**What is expected:** Find each line with the word "through" and state how many there are, nothing more.

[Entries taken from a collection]
** begin **

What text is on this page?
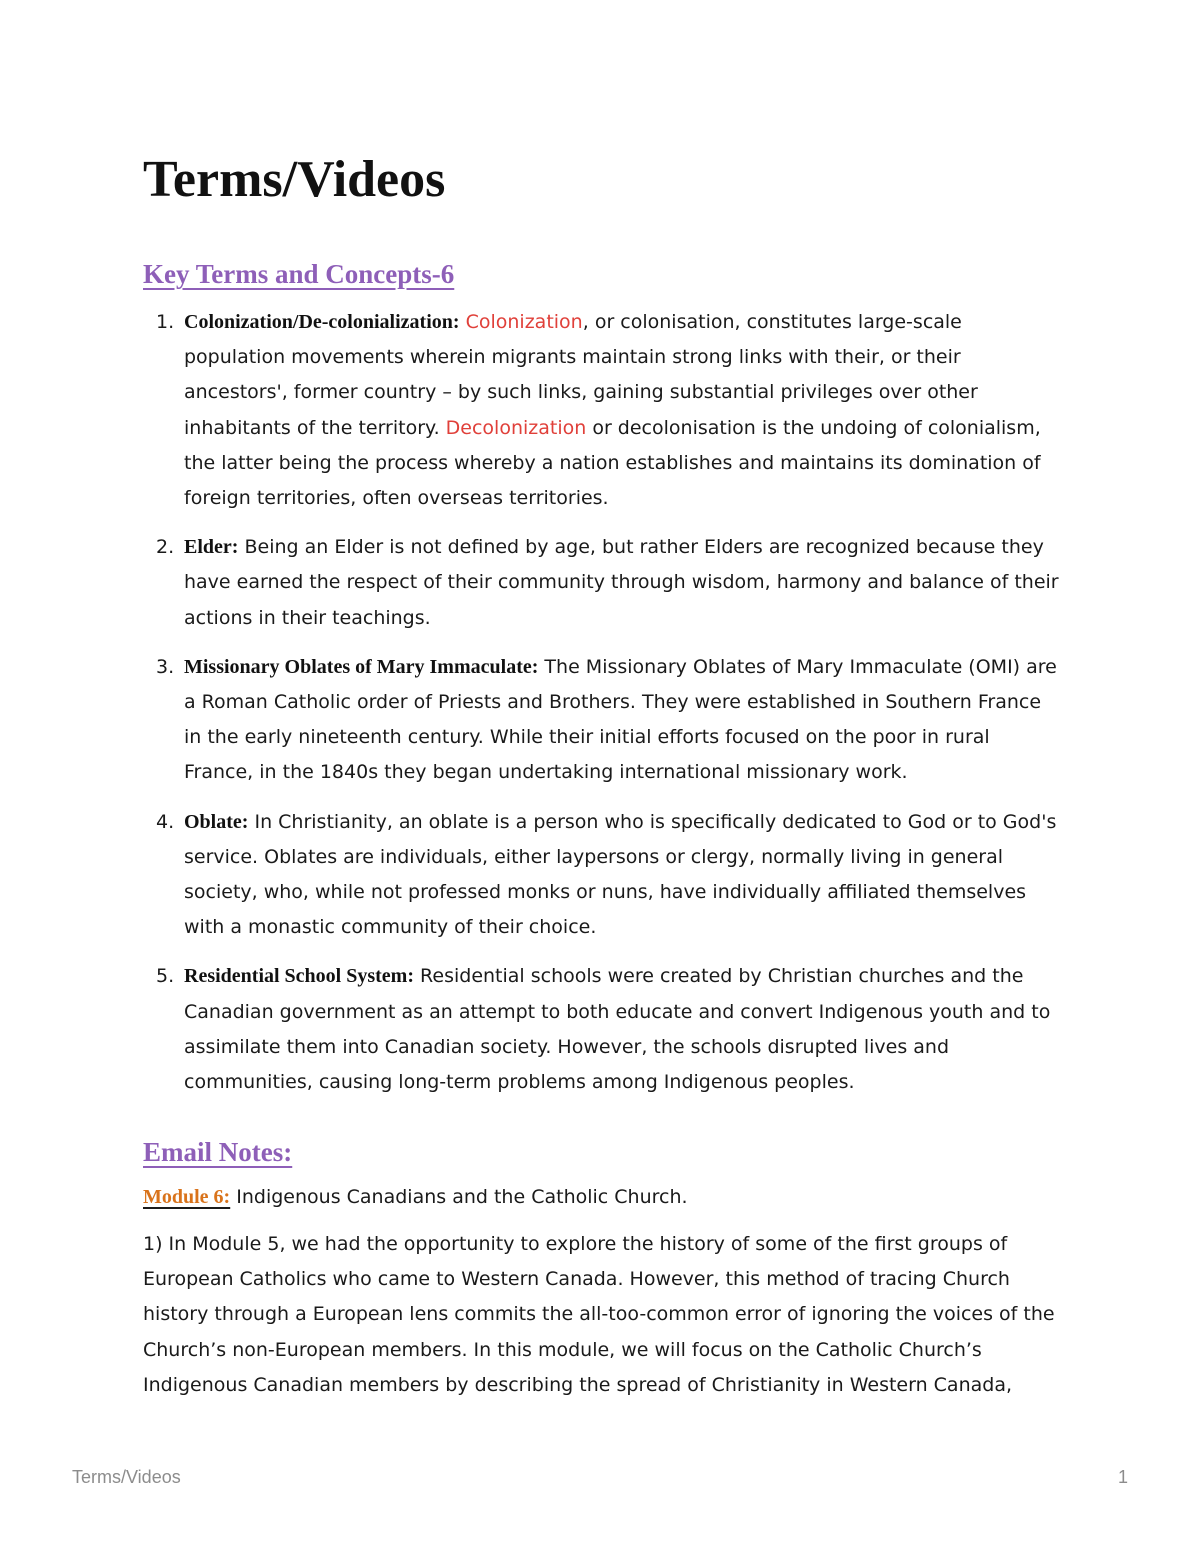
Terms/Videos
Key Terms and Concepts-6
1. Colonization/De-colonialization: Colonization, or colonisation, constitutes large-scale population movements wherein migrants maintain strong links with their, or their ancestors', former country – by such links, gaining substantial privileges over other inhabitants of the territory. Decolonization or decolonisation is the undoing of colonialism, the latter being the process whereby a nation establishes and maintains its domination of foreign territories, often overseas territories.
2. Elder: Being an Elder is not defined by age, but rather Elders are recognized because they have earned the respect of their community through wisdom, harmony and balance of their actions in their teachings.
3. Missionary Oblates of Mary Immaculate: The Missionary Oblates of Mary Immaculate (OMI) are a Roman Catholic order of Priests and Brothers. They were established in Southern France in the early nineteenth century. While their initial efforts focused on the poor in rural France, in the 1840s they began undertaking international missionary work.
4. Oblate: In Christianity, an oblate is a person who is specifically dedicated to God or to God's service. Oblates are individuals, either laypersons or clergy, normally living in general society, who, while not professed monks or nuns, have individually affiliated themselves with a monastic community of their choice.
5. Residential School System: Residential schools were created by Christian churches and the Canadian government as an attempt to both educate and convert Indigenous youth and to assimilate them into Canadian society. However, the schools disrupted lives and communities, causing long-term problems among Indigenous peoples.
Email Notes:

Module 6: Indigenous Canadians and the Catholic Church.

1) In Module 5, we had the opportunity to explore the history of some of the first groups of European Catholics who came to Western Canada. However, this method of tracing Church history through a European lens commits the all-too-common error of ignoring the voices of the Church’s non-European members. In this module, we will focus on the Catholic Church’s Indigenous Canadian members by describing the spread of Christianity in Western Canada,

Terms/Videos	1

** end **

**Answer to the task:** 2